Given task: Copy each line of the records that contains the word "szklanki".

Data extracted from a collection:

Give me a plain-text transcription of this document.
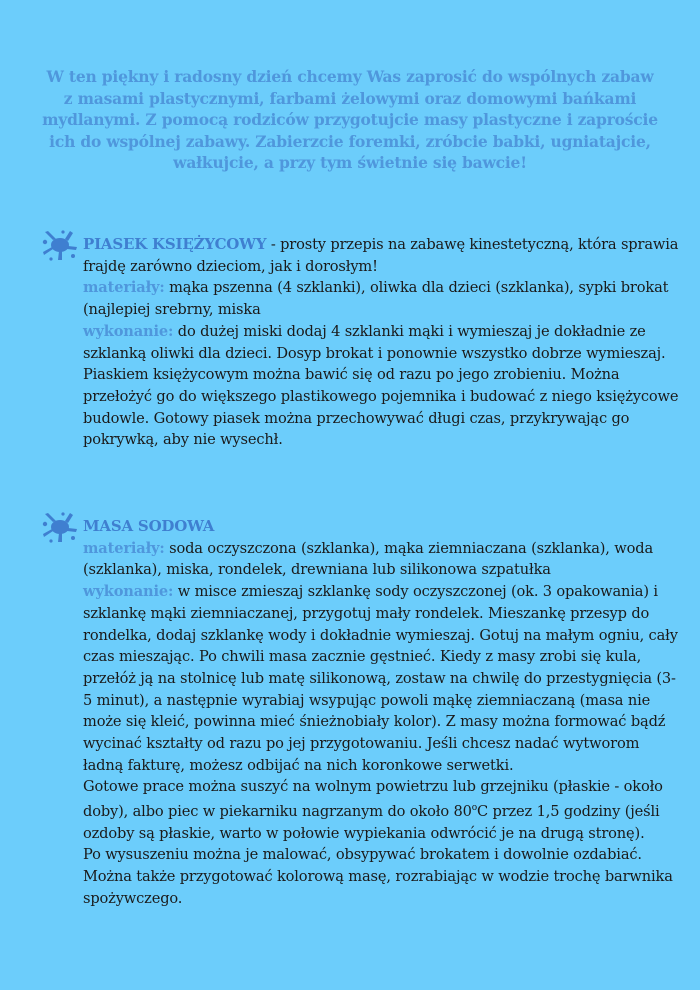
W ten piękny i radosny dzień chcemy Was zaprosić do wspólnych zabaw z masami plastycznymi, farbami żelowymi oraz domowymi bańkami mydlanymi. Z pomocą rodziców przygotujcie masy plastyczne i zaproście ich do wspólnej zabawy. Zabierzcie foremki, zróbcie babki, ugniatajcie, wałkujcie, a przy tym świetnie się bawcie!

PIASEK KSIĘŻYCOWY - prosty przepis na zabawę kinestetyczną, która sprawia frajdę zarówno dzieciom, jak i dorosłym!

materiały: mąka pszenna (4 szklanki), oliwka dla dzieci (szklanka), sypki brokat (najlepiej srebrny, miska

wykonanie: do dużej miski dodaj 4 szklanki mąki i wymieszaj je dokładnie ze szklanką oliwki dla dzieci. Dosyp brokat i ponownie wszystko dobrze wymieszaj. Piaskiem księżycowym można bawić się od razu po jego zrobieniu. Można przełożyć go do większego plastikowego pojemnika i budować z niego księżycowe budowle. Gotowy piasek można przechowywać długi czas, przykrywając go pokrywką, aby nie wysechł.

MASA SODOWA

materiały: soda oczyszczona (szklanka), mąka ziemniaczana (szklanka), woda (szklanka), miska, rondelek, drewniana lub silikonowa szpatułka

wykonanie: w misce zmieszaj szklankę sody oczyszczonej (ok. 3 opakowania) i szklankę mąki ziemniaczanej, przygotuj mały rondelek. Mieszankę przesyp do rondelka, dodaj szklankę wody i dokładnie wymieszaj. Gotuj na małym ogniu, cały czas mieszając. Po chwili masa zacznie gęstnieć. Kiedy z masy zrobi się kula, przełóż ją na stolnicę lub matę silikonową, zostaw na chwilę do przestygnięcia (3-5 minut), a następnie wyrabiaj wsypując powoli mąkę ziemniaczaną (masa nie może się kleić, powinna mieć śnieżnobiały kolor). Z masy można formować bądź wycinać kształty od razu po jej przygotowaniu. Jeśli chcesz nadać wytworom ładną fakturę, możesz odbijać na nich koronkowe serwetki.

Gotowe prace można suszyć na wolnym powietrzu lub grzejniku (płaskie - około doby), albo piec w piekarniku nagrzanym do około 80$^o$C przez 1,5 godziny (jeśli ozdoby są płaskie, warto w połowie wypiekania odwrócić je na drugą stronę).

Po wysuszeniu można je malować, obsypywać brokatem i dowolnie ozdabiać.

Można także przygotować kolorową masę, rozrabiając w wodzie trochę barwnika spożywczego.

Written answer:
materiały: mąka pszenna (4 szklanki), oliwka dla dzieci (szklanka), sypki brokat (najlepiej srebrny, miska
wykonanie: do dużej miski dodaj 4 szklanki mąki i wymieszaj je dokładnie ze szklanką oliwki dla dzieci. Dosyp brokat i ponownie wszystko dobrze wymieszaj. Piaskiem księżycowym można bawić się od razu po jego zrobieniu. Można przełożyć go do większego plastikowego pojemnika i budować z niego księżycowe budowle. Gotowy piasek można przechowywać długi czas, przykrywając go pokrywką, aby nie wysechł.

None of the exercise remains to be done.